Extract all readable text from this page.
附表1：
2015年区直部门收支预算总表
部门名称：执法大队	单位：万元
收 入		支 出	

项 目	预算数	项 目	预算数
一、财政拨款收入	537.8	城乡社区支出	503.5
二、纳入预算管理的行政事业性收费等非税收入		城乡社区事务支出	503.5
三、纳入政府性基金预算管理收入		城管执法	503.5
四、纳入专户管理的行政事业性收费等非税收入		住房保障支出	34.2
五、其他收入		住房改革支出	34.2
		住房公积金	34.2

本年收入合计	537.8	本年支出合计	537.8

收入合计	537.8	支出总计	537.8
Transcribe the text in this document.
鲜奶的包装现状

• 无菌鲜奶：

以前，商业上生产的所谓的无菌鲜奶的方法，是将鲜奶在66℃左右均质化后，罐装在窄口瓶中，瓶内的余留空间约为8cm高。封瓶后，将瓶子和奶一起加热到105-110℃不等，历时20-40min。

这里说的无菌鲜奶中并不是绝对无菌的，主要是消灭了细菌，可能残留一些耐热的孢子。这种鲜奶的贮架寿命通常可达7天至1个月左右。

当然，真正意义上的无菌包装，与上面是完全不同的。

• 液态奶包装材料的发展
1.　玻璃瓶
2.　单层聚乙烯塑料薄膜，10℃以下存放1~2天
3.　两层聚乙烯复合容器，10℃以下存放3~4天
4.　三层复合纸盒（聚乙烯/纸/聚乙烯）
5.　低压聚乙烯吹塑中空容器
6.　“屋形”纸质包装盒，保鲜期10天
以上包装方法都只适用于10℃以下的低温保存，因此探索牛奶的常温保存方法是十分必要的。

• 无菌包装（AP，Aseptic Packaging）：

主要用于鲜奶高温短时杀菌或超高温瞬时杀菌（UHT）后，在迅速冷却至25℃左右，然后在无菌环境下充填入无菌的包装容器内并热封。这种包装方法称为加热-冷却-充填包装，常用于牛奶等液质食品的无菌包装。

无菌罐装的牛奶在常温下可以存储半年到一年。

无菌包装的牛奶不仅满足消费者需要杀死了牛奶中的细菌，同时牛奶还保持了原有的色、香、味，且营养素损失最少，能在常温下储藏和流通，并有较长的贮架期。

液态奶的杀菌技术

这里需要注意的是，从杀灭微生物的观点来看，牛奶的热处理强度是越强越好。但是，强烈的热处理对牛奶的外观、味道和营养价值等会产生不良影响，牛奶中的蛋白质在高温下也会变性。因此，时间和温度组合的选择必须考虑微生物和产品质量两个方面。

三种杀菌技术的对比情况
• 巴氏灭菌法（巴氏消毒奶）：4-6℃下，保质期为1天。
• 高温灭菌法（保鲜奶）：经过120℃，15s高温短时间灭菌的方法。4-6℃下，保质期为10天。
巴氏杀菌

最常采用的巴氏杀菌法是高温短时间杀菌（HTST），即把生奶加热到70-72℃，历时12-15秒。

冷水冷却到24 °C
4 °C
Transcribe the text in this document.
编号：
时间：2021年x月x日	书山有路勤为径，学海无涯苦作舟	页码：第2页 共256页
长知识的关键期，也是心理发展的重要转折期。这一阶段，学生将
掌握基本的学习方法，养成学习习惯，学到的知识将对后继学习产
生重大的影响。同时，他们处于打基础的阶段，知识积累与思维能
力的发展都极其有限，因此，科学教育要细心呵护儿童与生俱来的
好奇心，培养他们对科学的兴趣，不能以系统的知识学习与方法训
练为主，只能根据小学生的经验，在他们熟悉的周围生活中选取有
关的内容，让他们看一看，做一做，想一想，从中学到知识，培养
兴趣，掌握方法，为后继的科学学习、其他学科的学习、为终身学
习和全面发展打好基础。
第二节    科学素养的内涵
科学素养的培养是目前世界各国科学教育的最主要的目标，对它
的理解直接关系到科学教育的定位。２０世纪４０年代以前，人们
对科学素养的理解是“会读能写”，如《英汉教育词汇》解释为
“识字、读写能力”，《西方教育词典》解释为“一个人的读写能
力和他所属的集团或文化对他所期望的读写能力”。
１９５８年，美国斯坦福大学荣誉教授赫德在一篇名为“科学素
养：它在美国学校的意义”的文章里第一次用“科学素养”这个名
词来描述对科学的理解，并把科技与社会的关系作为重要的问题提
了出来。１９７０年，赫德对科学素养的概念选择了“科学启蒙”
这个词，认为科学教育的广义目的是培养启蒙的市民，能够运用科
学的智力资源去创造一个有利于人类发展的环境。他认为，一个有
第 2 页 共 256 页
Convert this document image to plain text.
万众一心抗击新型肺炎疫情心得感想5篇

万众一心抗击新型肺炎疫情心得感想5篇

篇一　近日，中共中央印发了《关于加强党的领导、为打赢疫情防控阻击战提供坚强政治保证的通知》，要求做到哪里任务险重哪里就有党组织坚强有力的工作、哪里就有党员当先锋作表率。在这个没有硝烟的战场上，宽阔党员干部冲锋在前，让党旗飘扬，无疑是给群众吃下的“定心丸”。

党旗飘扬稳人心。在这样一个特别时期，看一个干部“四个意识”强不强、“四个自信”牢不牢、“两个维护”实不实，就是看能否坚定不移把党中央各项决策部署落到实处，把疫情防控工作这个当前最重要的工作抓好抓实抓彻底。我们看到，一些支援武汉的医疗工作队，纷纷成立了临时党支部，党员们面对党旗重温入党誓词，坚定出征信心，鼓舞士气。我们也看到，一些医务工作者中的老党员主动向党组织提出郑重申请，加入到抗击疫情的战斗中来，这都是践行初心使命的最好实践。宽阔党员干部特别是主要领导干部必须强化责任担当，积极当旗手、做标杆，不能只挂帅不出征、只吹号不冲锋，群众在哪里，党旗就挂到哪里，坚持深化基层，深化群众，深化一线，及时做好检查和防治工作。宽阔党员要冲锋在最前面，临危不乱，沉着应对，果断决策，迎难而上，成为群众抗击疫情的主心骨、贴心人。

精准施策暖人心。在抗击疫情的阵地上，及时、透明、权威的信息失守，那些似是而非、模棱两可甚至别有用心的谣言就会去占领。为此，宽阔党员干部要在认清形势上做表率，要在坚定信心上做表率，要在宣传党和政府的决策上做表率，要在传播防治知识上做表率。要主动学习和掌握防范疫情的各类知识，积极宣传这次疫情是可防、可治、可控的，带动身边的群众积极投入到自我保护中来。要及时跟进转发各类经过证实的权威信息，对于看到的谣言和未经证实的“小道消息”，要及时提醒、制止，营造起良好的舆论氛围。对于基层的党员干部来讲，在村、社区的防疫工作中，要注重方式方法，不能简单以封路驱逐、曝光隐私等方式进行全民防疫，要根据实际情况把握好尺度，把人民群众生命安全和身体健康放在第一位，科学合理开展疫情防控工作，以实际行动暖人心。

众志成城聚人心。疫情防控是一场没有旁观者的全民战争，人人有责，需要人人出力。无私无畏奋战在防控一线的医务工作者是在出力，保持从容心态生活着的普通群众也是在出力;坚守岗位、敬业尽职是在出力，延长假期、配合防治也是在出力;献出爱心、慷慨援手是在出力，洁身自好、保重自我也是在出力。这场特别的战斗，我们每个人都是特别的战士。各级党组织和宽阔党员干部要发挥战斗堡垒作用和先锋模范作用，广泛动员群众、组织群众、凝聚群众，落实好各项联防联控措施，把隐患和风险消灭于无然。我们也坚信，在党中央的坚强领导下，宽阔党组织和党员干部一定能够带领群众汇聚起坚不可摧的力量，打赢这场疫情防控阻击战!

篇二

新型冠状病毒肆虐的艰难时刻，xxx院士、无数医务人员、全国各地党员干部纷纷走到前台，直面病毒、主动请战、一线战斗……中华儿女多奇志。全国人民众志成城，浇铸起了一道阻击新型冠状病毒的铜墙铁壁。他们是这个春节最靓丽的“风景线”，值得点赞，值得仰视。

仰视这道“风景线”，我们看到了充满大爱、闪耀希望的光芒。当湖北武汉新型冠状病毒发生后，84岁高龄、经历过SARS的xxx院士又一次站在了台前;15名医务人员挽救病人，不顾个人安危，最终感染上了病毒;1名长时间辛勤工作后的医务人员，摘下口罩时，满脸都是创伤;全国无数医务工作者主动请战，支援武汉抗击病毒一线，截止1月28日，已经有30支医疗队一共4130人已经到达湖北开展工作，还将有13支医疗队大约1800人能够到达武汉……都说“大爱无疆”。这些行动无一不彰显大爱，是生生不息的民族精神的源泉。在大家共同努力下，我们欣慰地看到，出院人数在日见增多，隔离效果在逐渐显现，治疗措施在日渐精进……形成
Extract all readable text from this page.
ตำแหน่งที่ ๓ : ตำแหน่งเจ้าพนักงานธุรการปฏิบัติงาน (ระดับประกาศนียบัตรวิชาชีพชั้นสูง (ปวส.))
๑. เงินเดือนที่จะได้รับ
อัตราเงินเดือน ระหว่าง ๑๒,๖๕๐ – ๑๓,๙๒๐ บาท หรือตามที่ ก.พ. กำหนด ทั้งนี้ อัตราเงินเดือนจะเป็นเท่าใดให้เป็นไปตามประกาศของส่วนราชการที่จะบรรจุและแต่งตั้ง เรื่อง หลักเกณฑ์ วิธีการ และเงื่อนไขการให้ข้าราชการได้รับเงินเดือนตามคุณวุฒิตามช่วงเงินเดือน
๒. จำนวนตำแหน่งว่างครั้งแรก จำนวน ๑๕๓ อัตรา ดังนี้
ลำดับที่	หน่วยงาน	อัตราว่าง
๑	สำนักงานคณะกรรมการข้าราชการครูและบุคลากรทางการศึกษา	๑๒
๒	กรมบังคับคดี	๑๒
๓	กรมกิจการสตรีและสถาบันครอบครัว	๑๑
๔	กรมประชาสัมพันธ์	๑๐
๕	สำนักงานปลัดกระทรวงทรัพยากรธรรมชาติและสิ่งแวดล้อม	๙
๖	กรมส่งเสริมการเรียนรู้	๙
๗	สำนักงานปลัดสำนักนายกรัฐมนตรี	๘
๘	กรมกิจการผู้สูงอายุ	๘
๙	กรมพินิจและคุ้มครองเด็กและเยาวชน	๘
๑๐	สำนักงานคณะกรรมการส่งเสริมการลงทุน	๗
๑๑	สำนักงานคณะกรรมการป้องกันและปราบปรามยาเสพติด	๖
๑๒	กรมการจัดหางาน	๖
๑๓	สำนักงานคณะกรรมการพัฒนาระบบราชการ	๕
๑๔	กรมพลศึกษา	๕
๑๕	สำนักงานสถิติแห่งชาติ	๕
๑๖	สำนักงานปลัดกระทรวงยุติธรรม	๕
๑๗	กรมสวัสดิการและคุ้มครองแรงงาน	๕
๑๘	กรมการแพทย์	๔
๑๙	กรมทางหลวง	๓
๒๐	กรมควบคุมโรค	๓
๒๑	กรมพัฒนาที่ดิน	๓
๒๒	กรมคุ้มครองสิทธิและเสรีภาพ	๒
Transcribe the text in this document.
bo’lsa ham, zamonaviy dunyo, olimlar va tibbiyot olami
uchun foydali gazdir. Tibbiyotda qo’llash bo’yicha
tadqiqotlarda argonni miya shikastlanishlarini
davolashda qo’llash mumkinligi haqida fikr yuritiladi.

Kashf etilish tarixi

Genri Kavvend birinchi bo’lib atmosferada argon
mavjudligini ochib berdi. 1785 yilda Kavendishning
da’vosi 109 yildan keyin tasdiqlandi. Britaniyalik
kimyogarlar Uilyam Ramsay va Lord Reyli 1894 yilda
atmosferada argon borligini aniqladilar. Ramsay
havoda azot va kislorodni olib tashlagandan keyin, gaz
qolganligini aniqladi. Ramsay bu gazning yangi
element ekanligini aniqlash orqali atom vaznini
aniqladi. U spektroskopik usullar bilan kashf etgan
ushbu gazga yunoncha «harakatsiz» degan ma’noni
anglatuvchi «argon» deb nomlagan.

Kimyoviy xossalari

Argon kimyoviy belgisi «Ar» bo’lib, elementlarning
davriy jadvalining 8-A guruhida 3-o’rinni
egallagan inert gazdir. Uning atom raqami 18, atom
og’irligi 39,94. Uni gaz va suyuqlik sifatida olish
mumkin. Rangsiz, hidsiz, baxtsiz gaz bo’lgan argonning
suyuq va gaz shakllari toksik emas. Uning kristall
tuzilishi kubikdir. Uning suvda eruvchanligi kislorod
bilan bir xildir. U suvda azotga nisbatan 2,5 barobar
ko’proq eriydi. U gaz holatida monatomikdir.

============

§ AIM: Among the lines of the data above, count those holding "keyin" and state only the number.

§ WRITTEN ANSWER: 2